* MATERIAL SUPPLIED:

>> start

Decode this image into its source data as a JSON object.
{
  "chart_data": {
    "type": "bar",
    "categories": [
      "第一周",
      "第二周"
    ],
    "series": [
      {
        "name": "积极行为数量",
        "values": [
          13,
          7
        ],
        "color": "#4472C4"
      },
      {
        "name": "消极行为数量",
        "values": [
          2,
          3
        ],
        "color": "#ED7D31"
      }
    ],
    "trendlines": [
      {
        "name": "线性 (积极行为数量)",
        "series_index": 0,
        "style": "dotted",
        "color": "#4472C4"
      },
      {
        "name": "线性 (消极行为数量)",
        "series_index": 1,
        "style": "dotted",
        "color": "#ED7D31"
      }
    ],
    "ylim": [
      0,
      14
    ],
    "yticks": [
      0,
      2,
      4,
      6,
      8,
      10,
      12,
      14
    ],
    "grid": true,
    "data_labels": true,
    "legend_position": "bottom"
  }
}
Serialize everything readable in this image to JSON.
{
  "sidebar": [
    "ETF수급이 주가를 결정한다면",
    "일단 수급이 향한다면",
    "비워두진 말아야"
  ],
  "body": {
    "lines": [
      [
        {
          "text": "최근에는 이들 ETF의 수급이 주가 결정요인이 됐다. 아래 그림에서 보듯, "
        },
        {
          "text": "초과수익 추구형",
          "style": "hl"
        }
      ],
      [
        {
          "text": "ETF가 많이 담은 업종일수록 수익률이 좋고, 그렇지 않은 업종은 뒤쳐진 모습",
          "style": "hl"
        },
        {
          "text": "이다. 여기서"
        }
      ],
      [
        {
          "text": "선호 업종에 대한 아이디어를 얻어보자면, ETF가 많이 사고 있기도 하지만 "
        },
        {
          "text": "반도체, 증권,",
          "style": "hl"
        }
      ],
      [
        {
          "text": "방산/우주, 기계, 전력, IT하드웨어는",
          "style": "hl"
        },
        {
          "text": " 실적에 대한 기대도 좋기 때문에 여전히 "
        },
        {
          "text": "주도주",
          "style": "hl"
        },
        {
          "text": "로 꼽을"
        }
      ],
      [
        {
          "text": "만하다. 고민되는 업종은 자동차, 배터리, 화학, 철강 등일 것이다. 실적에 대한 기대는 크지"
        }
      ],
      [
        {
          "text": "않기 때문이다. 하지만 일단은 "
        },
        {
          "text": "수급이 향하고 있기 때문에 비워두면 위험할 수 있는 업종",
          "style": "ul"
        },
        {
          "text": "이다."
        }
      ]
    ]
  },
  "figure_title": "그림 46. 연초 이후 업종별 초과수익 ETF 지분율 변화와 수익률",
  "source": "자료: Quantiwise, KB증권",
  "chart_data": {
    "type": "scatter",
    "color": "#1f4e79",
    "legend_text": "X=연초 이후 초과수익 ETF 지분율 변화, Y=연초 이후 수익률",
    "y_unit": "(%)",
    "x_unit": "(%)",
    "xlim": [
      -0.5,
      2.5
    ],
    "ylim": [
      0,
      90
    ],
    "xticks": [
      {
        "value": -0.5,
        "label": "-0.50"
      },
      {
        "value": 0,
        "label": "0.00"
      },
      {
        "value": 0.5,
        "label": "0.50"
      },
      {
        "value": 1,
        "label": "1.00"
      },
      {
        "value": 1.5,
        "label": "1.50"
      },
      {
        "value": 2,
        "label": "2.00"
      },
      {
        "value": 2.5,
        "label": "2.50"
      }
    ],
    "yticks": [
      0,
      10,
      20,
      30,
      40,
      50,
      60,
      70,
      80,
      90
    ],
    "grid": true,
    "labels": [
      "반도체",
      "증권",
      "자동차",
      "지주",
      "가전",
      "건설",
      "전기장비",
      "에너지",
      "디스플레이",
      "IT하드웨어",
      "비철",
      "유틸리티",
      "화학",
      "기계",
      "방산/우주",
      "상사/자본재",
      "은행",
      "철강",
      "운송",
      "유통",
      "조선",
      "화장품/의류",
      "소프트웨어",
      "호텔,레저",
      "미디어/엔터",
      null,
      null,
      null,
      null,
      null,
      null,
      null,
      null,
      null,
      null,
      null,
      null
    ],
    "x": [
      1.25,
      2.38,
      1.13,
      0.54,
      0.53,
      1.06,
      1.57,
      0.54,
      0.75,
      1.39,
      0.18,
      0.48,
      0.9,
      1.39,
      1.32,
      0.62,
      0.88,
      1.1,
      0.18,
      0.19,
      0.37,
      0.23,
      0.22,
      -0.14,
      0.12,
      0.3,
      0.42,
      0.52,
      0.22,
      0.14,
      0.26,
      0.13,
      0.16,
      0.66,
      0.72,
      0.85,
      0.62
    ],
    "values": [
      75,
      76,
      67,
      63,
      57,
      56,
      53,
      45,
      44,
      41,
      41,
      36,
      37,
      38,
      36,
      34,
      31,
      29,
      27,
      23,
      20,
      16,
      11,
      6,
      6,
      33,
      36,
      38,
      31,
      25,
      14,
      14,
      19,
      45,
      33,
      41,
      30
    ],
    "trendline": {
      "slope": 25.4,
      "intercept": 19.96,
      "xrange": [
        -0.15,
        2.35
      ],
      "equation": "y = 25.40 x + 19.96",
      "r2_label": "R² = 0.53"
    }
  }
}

>> end

* SET EXERCISE:
Extract the data in full. Keep it word for word.

* TASK ANSWER:
Decode this image into its source data as a JSON object.
{
  "chart_data": {
    "type": "bar",
    "categories": [
      "第一周",
      "第二周"
    ],
    "series": [
      {
        "name": "积极行为数量",
        "values": [
          13,
          7
        ],
        "color": "#4472C4"
      },
      {
        "name": "消极行为数量",
        "values": [
          2,
          3
        ],
        "color": "#ED7D31"
      }
    ],
    "trendlines": [
      {
        "name": "线性 (积极行为数量)",
        "series_index": 0,
        "style": "dotted",
        "color": "#4472C4"
      },
      {
        "name": "线性 (消极行为数量)",
        "series_index": 1,
        "style": "dotted",
        "color": "#ED7D31"
      }
    ],
    "ylim": [
      0,
      14
    ],
    "yticks": [
      0,
      2,
      4,
      6,
      8,
      10,
      12,
      14
    ],
    "grid": true,
    "data_labels": true,
    "legend_position": "bottom"
  }
}
Serialize everything readable in this image to JSON.
{
  "sidebar": [
    "ETF수급이 주가를 결정한다면",
    "일단 수급이 향한다면",
    "비워두진 말아야"
  ],
  "body": {
    "lines": [
      [
        {
          "text": "최근에는 이들 ETF의 수급이 주가 결정요인이 됐다. 아래 그림에서 보듯, "
        },
        {
          "text": "초과수익 추구형",
          "style": "hl"
        }
      ],
      [
        {
          "text": "ETF가 많이 담은 업종일수록 수익률이 좋고, 그렇지 않은 업종은 뒤쳐진 모습",
          "style": "hl"
        },
        {
          "text": "이다. 여기서"
        }
      ],
      [
        {
          "text": "선호 업종에 대한 아이디어를 얻어보자면, ETF가 많이 사고 있기도 하지만 "
        },
        {
          "text": "반도체, 증권,",
          "style": "hl"
        }
      ],
      [
        {
          "text": "방산/우주, 기계, 전력, IT하드웨어는",
          "style": "hl"
        },
        {
          "text": " 실적에 대한 기대도 좋기 때문에 여전히 "
        },
        {
          "text": "주도주",
          "style": "hl"
        },
        {
          "text": "로 꼽을"
        }
      ],
      [
        {
          "text": "만하다. 고민되는 업종은 자동차, 배터리, 화학, 철강 등일 것이다. 실적에 대한 기대는 크지"
        }
      ],
      [
        {
          "text": "않기 때문이다. 하지만 일단은 "
        },
        {
          "text": "수급이 향하고 있기 때문에 비워두면 위험할 수 있는 업종",
          "style": "ul"
        },
        {
          "text": "이다."
        }
      ]
    ]
  },
  "figure_title": "그림 46. 연초 이후 업종별 초과수익 ETF 지분율 변화와 수익률",
  "source": "자료: Quantiwise, KB증권",
  "chart_data": {
    "type": "scatter",
    "color": "#1f4e79",
    "legend_text": "X=연초 이후 초과수익 ETF 지분율 변화, Y=연초 이후 수익률",
    "y_unit": "(%)",
    "x_unit": "(%)",
    "xlim": [
      -0.5,
      2.5
    ],
    "ylim": [
      0,
      90
    ],
    "xticks": [
      {
        "value": -0.5,
        "label": "-0.50"
      },
      {
        "value": 0,
        "label": "0.00"
      },
      {
        "value": 0.5,
        "label": "0.50"
      },
      {
        "value": 1,
        "label": "1.00"
      },
      {
        "value": 1.5,
        "label": "1.50"
      },
      {
        "value": 2,
        "label": "2.00"
      },
      {
        "value": 2.5,
        "label": "2.50"
      }
    ],
    "yticks": [
      0,
      10,
      20,
      30,
      40,
      50,
      60,
      70,
      80,
      90
    ],
    "grid": true,
    "labels": [
      "반도체",
      "증권",
      "자동차",
      "지주",
      "가전",
      "건설",
      "전기장비",
      "에너지",
      "디스플레이",
      "IT하드웨어",
      "비철",
      "유틸리티",
      "화학",
      "기계",
      "방산/우주",
      "상사/자본재",
      "은행",
      "철강",
      "운송",
      "유통",
      "조선",
      "화장품/의류",
      "소프트웨어",
      "호텔,레저",
      "미디어/엔터",
      null,
      null,
      null,
      null,
      null,
      null,
      null,
      null,
      null,
      null,
      null,
      null
    ],
    "x": [
      1.25,
      2.38,
      1.13,
      0.54,
      0.53,
      1.06,
      1.57,
      0.54,
      0.75,
      1.39,
      0.18,
      0.48,
      0.9,
      1.39,
      1.32,
      0.62,
      0.88,
      1.1,
      0.18,
      0.19,
      0.37,
      0.23,
      0.22,
      -0.14,
      0.12,
      0.3,
      0.42,
      0.52,
      0.22,
      0.14,
      0.26,
      0.13,
      0.16,
      0.66,
      0.72,
      0.85,
      0.62
    ],
    "values": [
      75,
      76,
      67,
      63,
      57,
      56,
      53,
      45,
      44,
      41,
      41,
      36,
      37,
      38,
      36,
      34,
      31,
      29,
      27,
      23,
      20,
      16,
      11,
      6,
      6,
      33,
      36,
      38,
      31,
      25,
      14,
      14,
      19,
      45,
      33,
      41,
      30
    ],
    "trendline": {
      "slope": 25.4,
      "intercept": 19.96,
      "xrange": [
        -0.15,
        2.35
      ],
      "equation": "y = 25.40 x + 19.96",
      "r2_label": "R² = 0.53"
    }
  }
}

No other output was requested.